Task instructions: Output the lines from the one with "List all visible" through the one with "x-tick-label: 360 <box>650 890 677 906</box>", both included, as a JSON list of strings with one string per line. Skip blank lines and leave out the pictures.

Records provided:
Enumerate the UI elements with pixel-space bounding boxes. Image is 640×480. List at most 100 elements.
---
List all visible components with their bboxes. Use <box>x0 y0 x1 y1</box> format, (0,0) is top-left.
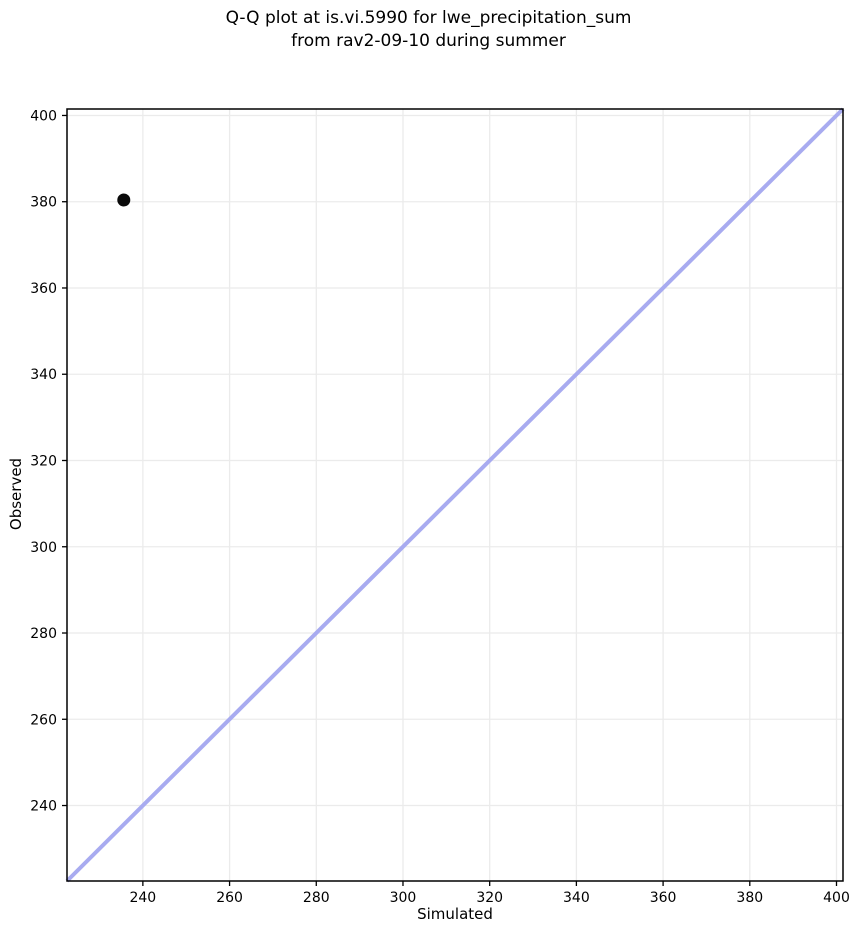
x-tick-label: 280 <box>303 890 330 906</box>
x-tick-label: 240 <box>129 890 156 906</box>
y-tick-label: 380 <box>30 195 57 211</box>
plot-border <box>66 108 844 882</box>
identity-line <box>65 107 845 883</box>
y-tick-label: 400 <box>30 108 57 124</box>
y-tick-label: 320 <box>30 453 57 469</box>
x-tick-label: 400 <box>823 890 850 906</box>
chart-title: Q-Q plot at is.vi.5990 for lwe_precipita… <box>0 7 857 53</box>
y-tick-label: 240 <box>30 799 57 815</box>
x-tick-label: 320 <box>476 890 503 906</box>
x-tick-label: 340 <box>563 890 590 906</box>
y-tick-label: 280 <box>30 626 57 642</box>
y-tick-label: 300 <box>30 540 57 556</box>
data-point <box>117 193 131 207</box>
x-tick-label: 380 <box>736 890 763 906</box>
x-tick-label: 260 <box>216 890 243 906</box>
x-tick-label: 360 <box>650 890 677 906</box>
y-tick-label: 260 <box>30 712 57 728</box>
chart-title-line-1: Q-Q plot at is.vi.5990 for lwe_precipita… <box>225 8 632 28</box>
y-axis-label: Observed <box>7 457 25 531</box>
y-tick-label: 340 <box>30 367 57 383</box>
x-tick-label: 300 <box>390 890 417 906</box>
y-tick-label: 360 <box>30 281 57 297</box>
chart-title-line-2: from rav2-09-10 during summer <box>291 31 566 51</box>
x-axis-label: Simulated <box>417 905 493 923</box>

Exercise result:
[
  "List all visible components with their bboxes. Use <box>x0 y0 x1 y1</box> format, (0,0) is top-left.",
  "x-tick-label: 280 <box>303 890 330 906</box>",
  "x-tick-label: 240 <box>129 890 156 906</box>",
  "y-tick-label: 380 <box>30 195 57 211</box>",
  "plot-border <box>66 108 844 882</box>",
  "identity-line <box>65 107 845 883</box>",
  "y-tick-label: 400 <box>30 108 57 124</box>",
  "y-tick-label: 320 <box>30 453 57 469</box>",
  "x-tick-label: 400 <box>823 890 850 906</box>",
  "chart-title: Q-Q plot at is.vi.5990 for lwe_precipita… <box>0 7 857 53</box>",
  "y-tick-label: 240 <box>30 799 57 815</box>",
  "x-tick-label: 320 <box>476 890 503 906</box>",
  "x-tick-label: 340 <box>563 890 590 906</box>",
  "y-tick-label: 280 <box>30 626 57 642</box>",
  "y-tick-label: 300 <box>30 540 57 556</box>",
  "data-point <box>117 193 131 207</box>",
  "x-tick-label: 380 <box>736 890 763 906</box>",
  "x-tick-label: 260 <box>216 890 243 906</box>",
  "x-tick-label: 360 <box>650 890 677 906</box>"
]